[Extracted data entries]
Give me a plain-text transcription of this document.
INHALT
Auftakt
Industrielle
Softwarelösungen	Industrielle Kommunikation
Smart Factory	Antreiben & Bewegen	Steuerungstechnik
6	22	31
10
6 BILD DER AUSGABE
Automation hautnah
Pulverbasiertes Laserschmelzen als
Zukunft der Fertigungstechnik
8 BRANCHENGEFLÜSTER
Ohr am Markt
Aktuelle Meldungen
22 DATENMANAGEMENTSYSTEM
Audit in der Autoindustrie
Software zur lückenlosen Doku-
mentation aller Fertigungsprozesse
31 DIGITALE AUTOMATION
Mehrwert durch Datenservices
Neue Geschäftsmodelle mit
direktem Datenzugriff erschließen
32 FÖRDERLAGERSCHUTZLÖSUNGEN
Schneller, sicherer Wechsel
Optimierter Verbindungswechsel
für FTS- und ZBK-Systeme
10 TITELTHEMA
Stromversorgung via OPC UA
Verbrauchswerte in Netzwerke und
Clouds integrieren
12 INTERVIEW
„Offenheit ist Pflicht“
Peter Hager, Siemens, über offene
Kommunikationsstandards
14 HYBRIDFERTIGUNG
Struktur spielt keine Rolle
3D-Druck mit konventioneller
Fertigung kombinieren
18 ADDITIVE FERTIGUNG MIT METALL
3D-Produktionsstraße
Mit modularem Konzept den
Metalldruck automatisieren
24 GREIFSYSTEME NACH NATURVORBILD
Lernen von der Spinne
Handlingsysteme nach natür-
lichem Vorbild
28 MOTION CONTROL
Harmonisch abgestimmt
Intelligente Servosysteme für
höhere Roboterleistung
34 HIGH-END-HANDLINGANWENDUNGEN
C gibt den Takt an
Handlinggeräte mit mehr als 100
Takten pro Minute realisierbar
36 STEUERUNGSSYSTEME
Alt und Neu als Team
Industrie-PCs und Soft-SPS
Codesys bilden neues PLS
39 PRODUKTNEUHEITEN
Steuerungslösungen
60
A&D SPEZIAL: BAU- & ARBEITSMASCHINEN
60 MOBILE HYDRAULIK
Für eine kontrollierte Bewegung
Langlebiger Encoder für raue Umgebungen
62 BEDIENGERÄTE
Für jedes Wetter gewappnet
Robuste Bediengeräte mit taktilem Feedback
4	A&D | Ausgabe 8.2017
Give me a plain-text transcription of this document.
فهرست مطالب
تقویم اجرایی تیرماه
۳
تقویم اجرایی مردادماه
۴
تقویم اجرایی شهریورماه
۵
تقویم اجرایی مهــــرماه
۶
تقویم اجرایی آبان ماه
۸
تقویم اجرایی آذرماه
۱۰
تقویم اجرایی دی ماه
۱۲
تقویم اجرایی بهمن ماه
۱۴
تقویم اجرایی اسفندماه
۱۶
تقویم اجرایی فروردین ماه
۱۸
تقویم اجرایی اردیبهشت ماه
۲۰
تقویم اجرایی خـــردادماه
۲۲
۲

» Prompt:
Print the complete listing again, exactly as it stands.

» Exercise result:
Give me a plain-text transcription of this document.
INHALT
Auftakt
Industrielle
Softwarelösungen	Industrielle Kommunikation
Smart Factory	Antreiben & Bewegen	Steuerungstechnik
6	22	31
10
6 BILD DER AUSGABE
Automation hautnah
Pulverbasiertes Laserschmelzen als
Zukunft der Fertigungstechnik
8 BRANCHENGEFLÜSTER
Ohr am Markt
Aktuelle Meldungen
22 DATENMANAGEMENTSYSTEM
Audit in der Autoindustrie
Software zur lückenlosen Doku-
mentation aller Fertigungsprozesse
31 DIGITALE AUTOMATION
Mehrwert durch Datenservices
Neue Geschäftsmodelle mit
direktem Datenzugriff erschließen
32 FÖRDERLAGERSCHUTZLÖSUNGEN
Schneller, sicherer Wechsel
Optimierter Verbindungswechsel
für FTS- und ZBK-Systeme
10 TITELTHEMA
Stromversorgung via OPC UA
Verbrauchswerte in Netzwerke und
Clouds integrieren
12 INTERVIEW
„Offenheit ist Pflicht“
Peter Hager, Siemens, über offene
Kommunikationsstandards
14 HYBRIDFERTIGUNG
Struktur spielt keine Rolle
3D-Druck mit konventioneller
Fertigung kombinieren
18 ADDITIVE FERTIGUNG MIT METALL
3D-Produktionsstraße
Mit modularem Konzept den
Metalldruck automatisieren
24 GREIFSYSTEME NACH NATURVORBILD
Lernen von der Spinne
Handlingsysteme nach natür-
lichem Vorbild
28 MOTION CONTROL
Harmonisch abgestimmt
Intelligente Servosysteme für
höhere Roboterleistung
34 HIGH-END-HANDLINGANWENDUNGEN
C gibt den Takt an
Handlinggeräte mit mehr als 100
Takten pro Minute realisierbar
36 STEUERUNGSSYSTEME
Alt und Neu als Team
Industrie-PCs und Soft-SPS
Codesys bilden neues PLS
39 PRODUKTNEUHEITEN
Steuerungslösungen
60
A&D SPEZIAL: BAU- & ARBEITSMASCHINEN
60 MOBILE HYDRAULIK
Für eine kontrollierte Bewegung
Langlebiger Encoder für raue Umgebungen
62 BEDIENGERÄTE
Für jedes Wetter gewappnet
Robuste Bediengeräte mit taktilem Feedback
4	A&D | Ausgabe 8.2017
Give me a plain-text transcription of this document.
فهرست مطالب
تقویم اجرایی تیرماه
۳
تقویم اجرایی مردادماه
۴
تقویم اجرایی شهریورماه
۵
تقویم اجرایی مهــــرماه
۶
تقویم اجرایی آبان ماه
۸
تقویم اجرایی آذرماه
۱۰
تقویم اجرایی دی ماه
۱۲
تقویم اجرایی بهمن ماه
۱۴
تقویم اجرایی اسفندماه
۱۶
تقویم اجرایی فروردین ماه
۱۸
تقویم اجرایی اردیبهشت ماه
۲۰
تقویم اجرایی خـــردادماه
۲۲
۲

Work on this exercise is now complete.